• **Aim**: From the entries below, copy out every line with "JSON" in it.

• **Stored records**:
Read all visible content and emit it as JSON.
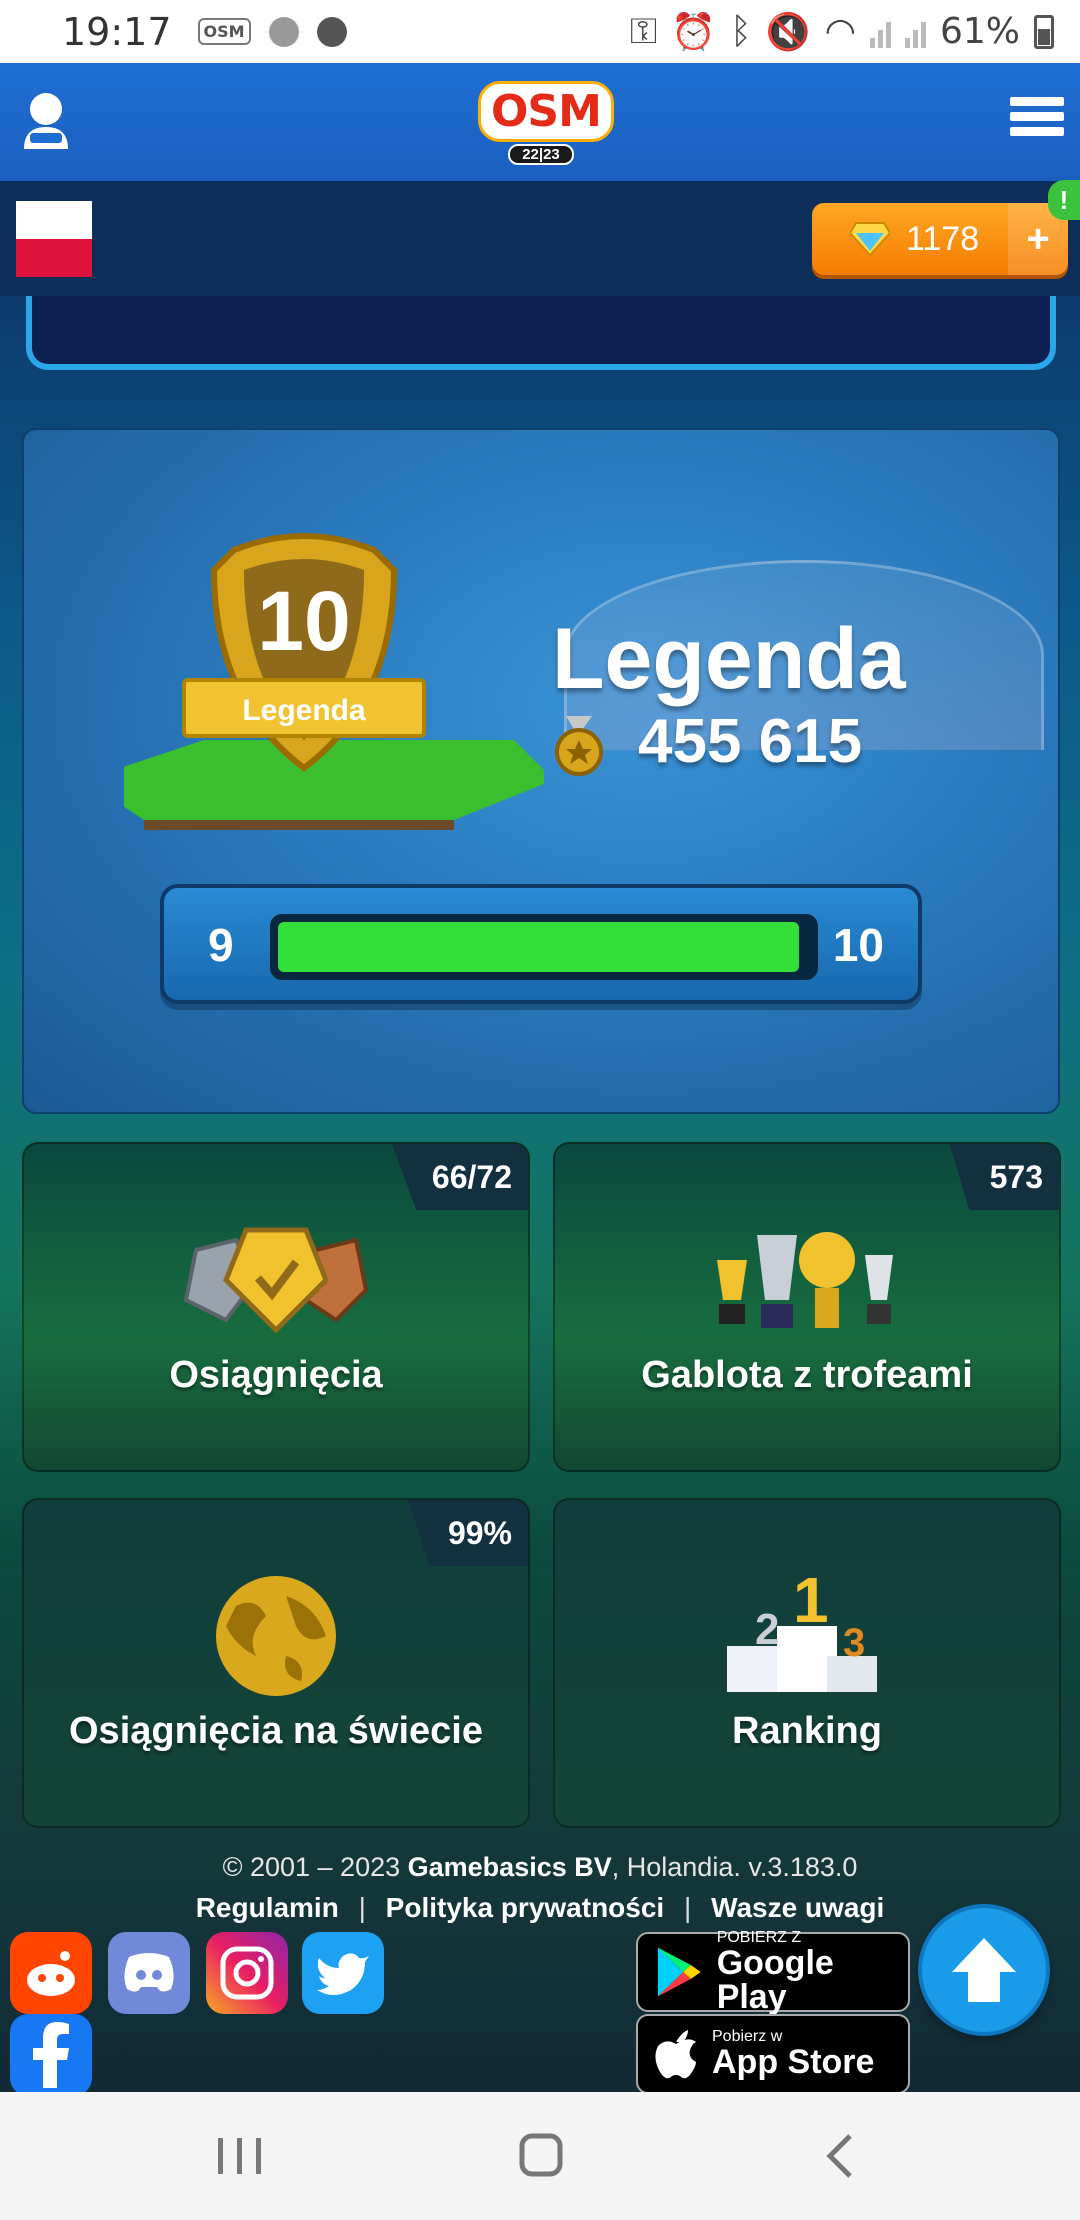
{
  "status_bar": {
    "time": "19:17",
    "battery": "61%"
  },
  "header": {
    "logo_text": "OSM",
    "logo_season": "22|23"
  },
  "subheader": {
    "coins": "1178",
    "add_label": "+",
    "alert": "!"
  },
  "level": {
    "badge_number": "10",
    "badge_label": "Legenda",
    "title": "Legenda",
    "points": "455 615",
    "progress_from": "9",
    "progress_to": "10",
    "progress_fraction": 0.98
  },
  "tiles": [
    {
      "label": "Osiągnięcia",
      "count": "66/72",
      "icon": "medals-icon"
    },
    {
      "label": "Gablota z trofeami",
      "count": "573",
      "icon": "trophies-icon"
    },
    {
      "label": "Osiągnięcia na świecie",
      "count": "99%",
      "icon": "globe-icon"
    },
    {
      "label": "Ranking",
      "count": "",
      "icon": "podium-icon"
    }
  ],
  "footer": {
    "copyright_prefix": "© 2001 – 2023",
    "company": "Gamebasics BV",
    "copyright_suffix": ", Holandia. v.3.183.0",
    "links": [
      "Regulamin",
      "Polityka prywatności",
      "Wasze uwagi"
    ],
    "separator": "|",
    "google_play_small": "POBIERZ Z",
    "google_play_big": "Google Play",
    "app_store_small": "Pobierz w",
    "app_store_big": "App Store"
  },
  "colors": {
    "appbar": "#1f6fd3",
    "coins": "#f57c00",
    "progress": "#33e03a"
  }
}
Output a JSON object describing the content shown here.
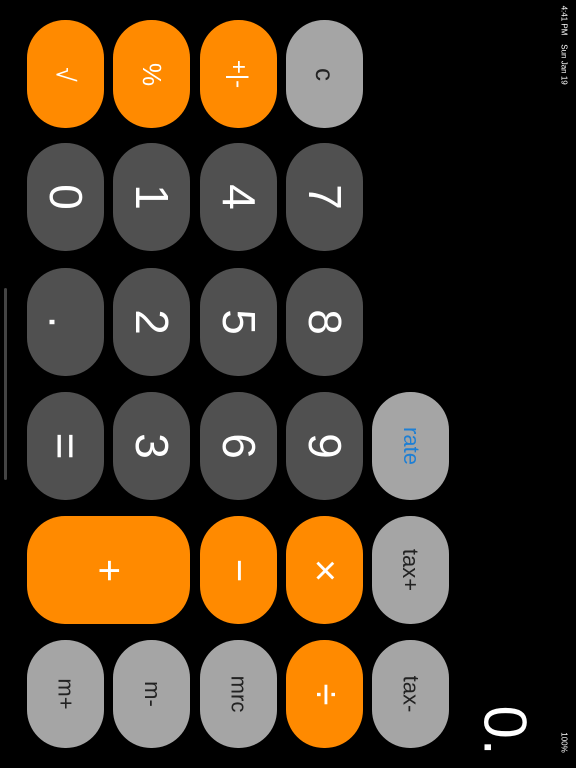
{
  "status": {
    "time": "4:41 PM",
    "date": "Sun Jan 19",
    "battery": "100%"
  },
  "display": {
    "value": "0."
  },
  "keys": {
    "sqrt": "√",
    "percent": "%",
    "plus_minus": "+|-",
    "clear": "c",
    "d0": "0",
    "d1": "1",
    "d4": "4",
    "d7": "7",
    "dot": ".",
    "d2": "2",
    "d5": "5",
    "d8": "8",
    "equals": "=",
    "d3": "3",
    "d6": "6",
    "d9": "9",
    "rate": "rate",
    "add": "+",
    "subtract": "−",
    "multiply": "×",
    "tax_plus": "tax+",
    "m_plus": "m+",
    "m_minus": "m-",
    "mrc": "mrc",
    "divide": "÷",
    "tax_minus": "tax-"
  },
  "colors": {
    "orange": "#ff8a00",
    "dark_gray": "#505050",
    "light_gray": "#a5a5a5",
    "rate_text": "#1e7fd4"
  }
}
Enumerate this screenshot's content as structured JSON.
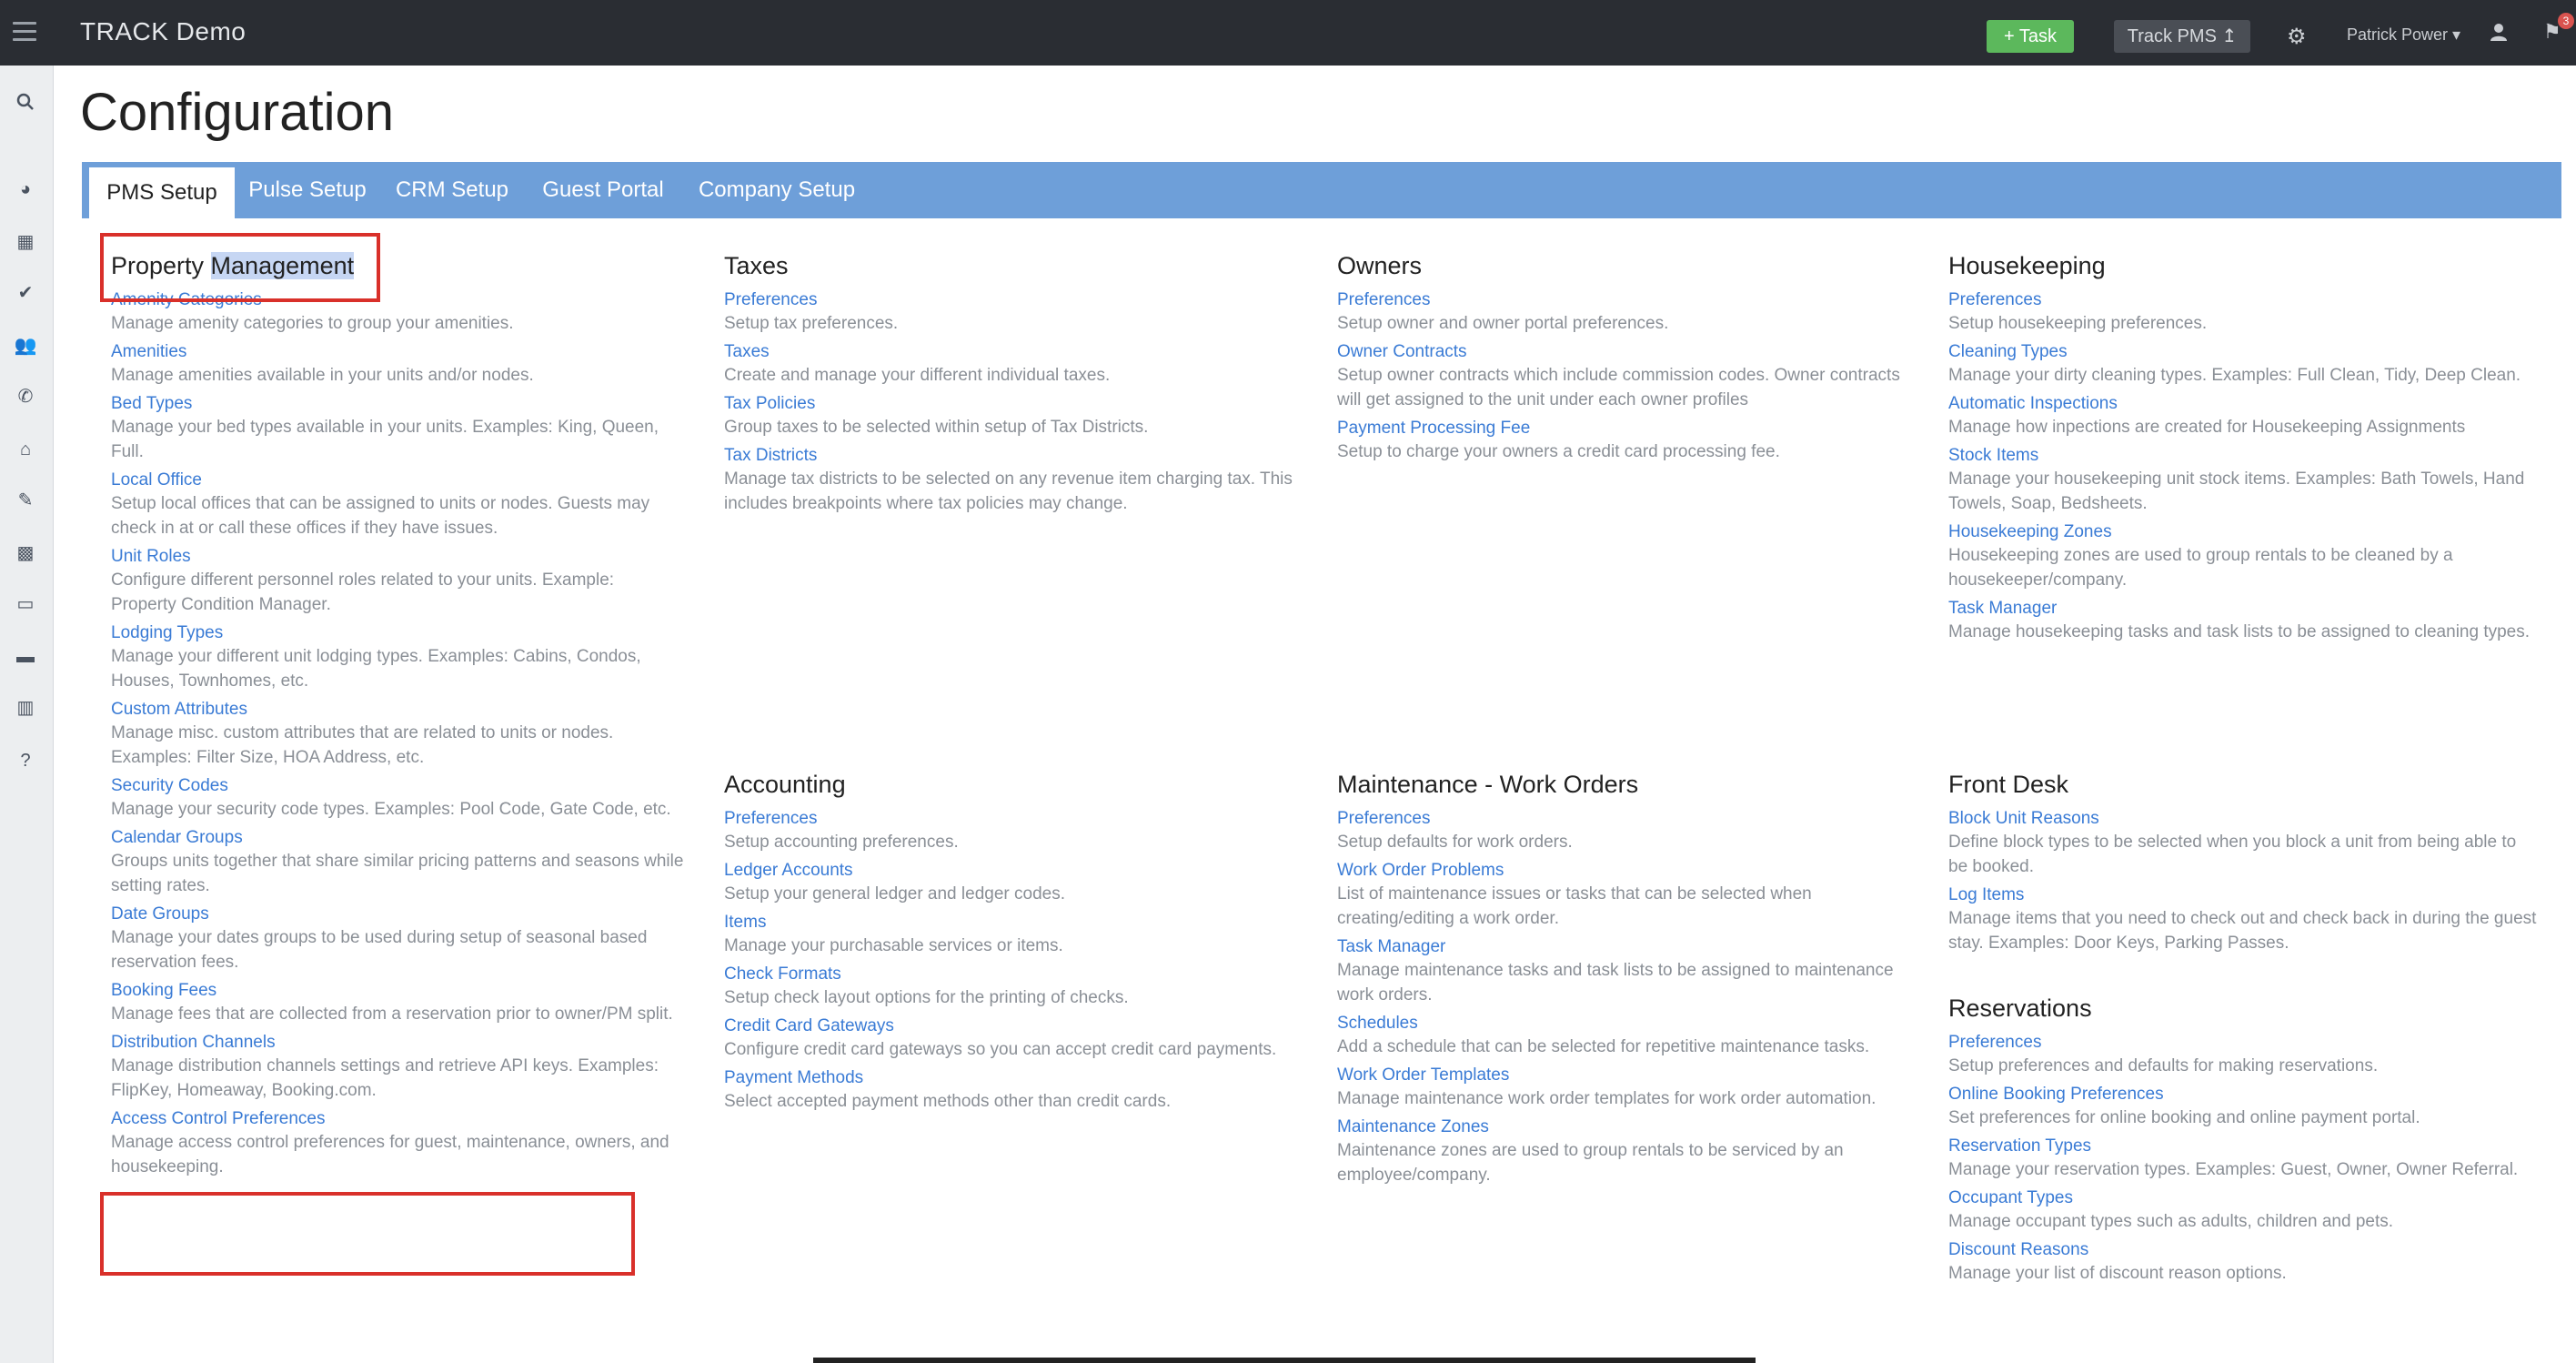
{
  "app": {
    "title": "TRACK Demo",
    "task_button": "+ Task",
    "track_pms_button": "Track PMS ↥",
    "user_name": "Patrick Power ▾",
    "notification_count": "3"
  },
  "icons": {
    "menu": "hamburger-icon",
    "settings": "gear-icon",
    "user": "user-icon",
    "notifications": "flag-icon",
    "sidebar": [
      "search-icon",
      "dashboard-icon",
      "calendar-icon",
      "check-circle-icon",
      "users-icon",
      "phone-icon",
      "home-icon",
      "wrench-icon",
      "grid-icon",
      "money-icon",
      "briefcase-icon",
      "chart-icon",
      "help-icon"
    ]
  },
  "page": {
    "title": "Configuration"
  },
  "tabs": [
    "PMS Setup",
    "Pulse Setup",
    "CRM Setup",
    "Guest Portal",
    "Company Setup"
  ],
  "active_tab": "PMS Setup",
  "sections": {
    "property_management": {
      "title_part1": "Property ",
      "title_part2": "Management",
      "items": [
        {
          "label": "Amenity Categories",
          "desc": "Manage amenity categories to group your amenities."
        },
        {
          "label": "Amenities",
          "desc": "Manage amenities available in your units and/or nodes."
        },
        {
          "label": "Bed Types",
          "desc": "Manage your bed types available in your units. Examples: King, Queen, Full."
        },
        {
          "label": "Local Office",
          "desc": "Setup local offices that can be assigned to units or nodes. Guests may check in at or call these offices if they have issues."
        },
        {
          "label": "Unit Roles",
          "desc": "Configure different personnel roles related to your units. Example: Property Condition Manager."
        },
        {
          "label": "Lodging Types",
          "desc": "Manage your different unit lodging types. Examples: Cabins, Condos, Houses, Townhomes, etc."
        },
        {
          "label": "Custom Attributes",
          "desc": "Manage misc. custom attributes that are related to units or nodes. Examples: Filter Size, HOA Address, etc."
        },
        {
          "label": "Security Codes",
          "desc": "Manage your security code types. Examples: Pool Code, Gate Code, etc."
        },
        {
          "label": "Calendar Groups",
          "desc": "Groups units together that share similar pricing patterns and seasons while setting rates."
        },
        {
          "label": "Date Groups",
          "desc": "Manage your dates groups to be used during setup of seasonal based reservation fees."
        },
        {
          "label": "Booking Fees",
          "desc": "Manage fees that are collected from a reservation prior to owner/PM split."
        },
        {
          "label": "Distribution Channels",
          "desc": "Manage distribution channels settings and retrieve API keys. Examples: FlipKey, Homeaway, Booking.com."
        },
        {
          "label": "Access Control Preferences",
          "desc": "Manage access control preferences for guest, maintenance, owners, and housekeeping."
        }
      ]
    },
    "taxes": {
      "title": "Taxes",
      "items": [
        {
          "label": "Preferences",
          "desc": "Setup tax preferences."
        },
        {
          "label": "Taxes",
          "desc": "Create and manage your different individual taxes."
        },
        {
          "label": "Tax Policies",
          "desc": "Group taxes to be selected within setup of Tax Districts."
        },
        {
          "label": "Tax Districts",
          "desc": "Manage tax districts to be selected on any revenue item charging tax. This includes breakpoints where tax policies may change."
        }
      ]
    },
    "accounting": {
      "title": "Accounting",
      "items": [
        {
          "label": "Preferences",
          "desc": "Setup accounting preferences."
        },
        {
          "label": "Ledger Accounts",
          "desc": "Setup your general ledger and ledger codes."
        },
        {
          "label": "Items",
          "desc": "Manage your purchasable services or items."
        },
        {
          "label": "Check Formats",
          "desc": "Setup check layout options for the printing of checks."
        },
        {
          "label": "Credit Card Gateways",
          "desc": "Configure credit card gateways so you can accept credit card payments."
        },
        {
          "label": "Payment Methods",
          "desc": "Select accepted payment methods other than credit cards."
        }
      ]
    },
    "owners": {
      "title": "Owners",
      "items": [
        {
          "label": "Preferences",
          "desc": "Setup owner and owner portal preferences."
        },
        {
          "label": "Owner Contracts",
          "desc": "Setup owner contracts which include commission codes. Owner contracts will get assigned to the unit under each owner profiles"
        },
        {
          "label": "Payment Processing Fee",
          "desc": "Setup to charge your owners a credit card processing fee."
        }
      ]
    },
    "maintenance": {
      "title": "Maintenance - Work Orders",
      "items": [
        {
          "label": "Preferences",
          "desc": "Setup defaults for work orders."
        },
        {
          "label": "Work Order Problems",
          "desc": "List of maintenance issues or tasks that can be selected when creating/editing a work order."
        },
        {
          "label": "Task Manager",
          "desc": "Manage maintenance tasks and task lists to be assigned to maintenance work orders."
        },
        {
          "label": "Schedules",
          "desc": "Add a schedule that can be selected for repetitive maintenance tasks."
        },
        {
          "label": "Work Order Templates",
          "desc": "Manage maintenance work order templates for work order automation."
        },
        {
          "label": "Maintenance Zones",
          "desc": "Maintenance zones are used to group rentals to be serviced by an employee/company."
        }
      ]
    },
    "housekeeping": {
      "title": "Housekeeping",
      "items": [
        {
          "label": "Preferences",
          "desc": "Setup housekeeping preferences."
        },
        {
          "label": "Cleaning Types",
          "desc": "Manage your dirty cleaning types. Examples: Full Clean, Tidy, Deep Clean."
        },
        {
          "label": "Automatic Inspections",
          "desc": "Manage how inpections are created for Housekeeping Assignments"
        },
        {
          "label": "Stock Items",
          "desc": "Manage your housekeeping unit stock items. Examples: Bath Towels, Hand Towels, Soap, Bedsheets."
        },
        {
          "label": "Housekeeping Zones",
          "desc": "Housekeeping zones are used to group rentals to be cleaned by a housekeeper/company."
        },
        {
          "label": "Task Manager",
          "desc": "Manage housekeeping tasks and task lists to be assigned to cleaning types."
        }
      ]
    },
    "front_desk": {
      "title": "Front Desk",
      "items": [
        {
          "label": "Block Unit Reasons",
          "desc": "Define block types to be selected when you block a unit from being able to be booked."
        },
        {
          "label": "Log Items",
          "desc": "Manage items that you need to check out and check back in during the guest stay. Examples: Door Keys, Parking Passes."
        }
      ]
    },
    "reservations": {
      "title": "Reservations",
      "items": [
        {
          "label": "Preferences",
          "desc": "Setup preferences and defaults for making reservations."
        },
        {
          "label": "Online Booking Preferences",
          "desc": "Set preferences for online booking and online payment portal."
        },
        {
          "label": "Reservation Types",
          "desc": "Manage your reservation types. Examples: Guest, Owner, Owner Referral."
        },
        {
          "label": "Occupant Types",
          "desc": "Manage occupant types such as adults, children and pets."
        },
        {
          "label": "Discount Reasons",
          "desc": "Manage your list of discount reason options."
        }
      ]
    }
  },
  "colors": {
    "topbar": "#2a2d33",
    "tabbar": "#6e9fd9",
    "link": "#3a7bd5",
    "description": "#8a8f96",
    "task_button": "#5cb85c",
    "highlight_box": "#d9302a"
  }
}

• **Solution for this problem**:
Read all visible content and emit it as JSON.
Output a JSON object describing the content shown here.
Enumerate this screenshot's content as structured JSON.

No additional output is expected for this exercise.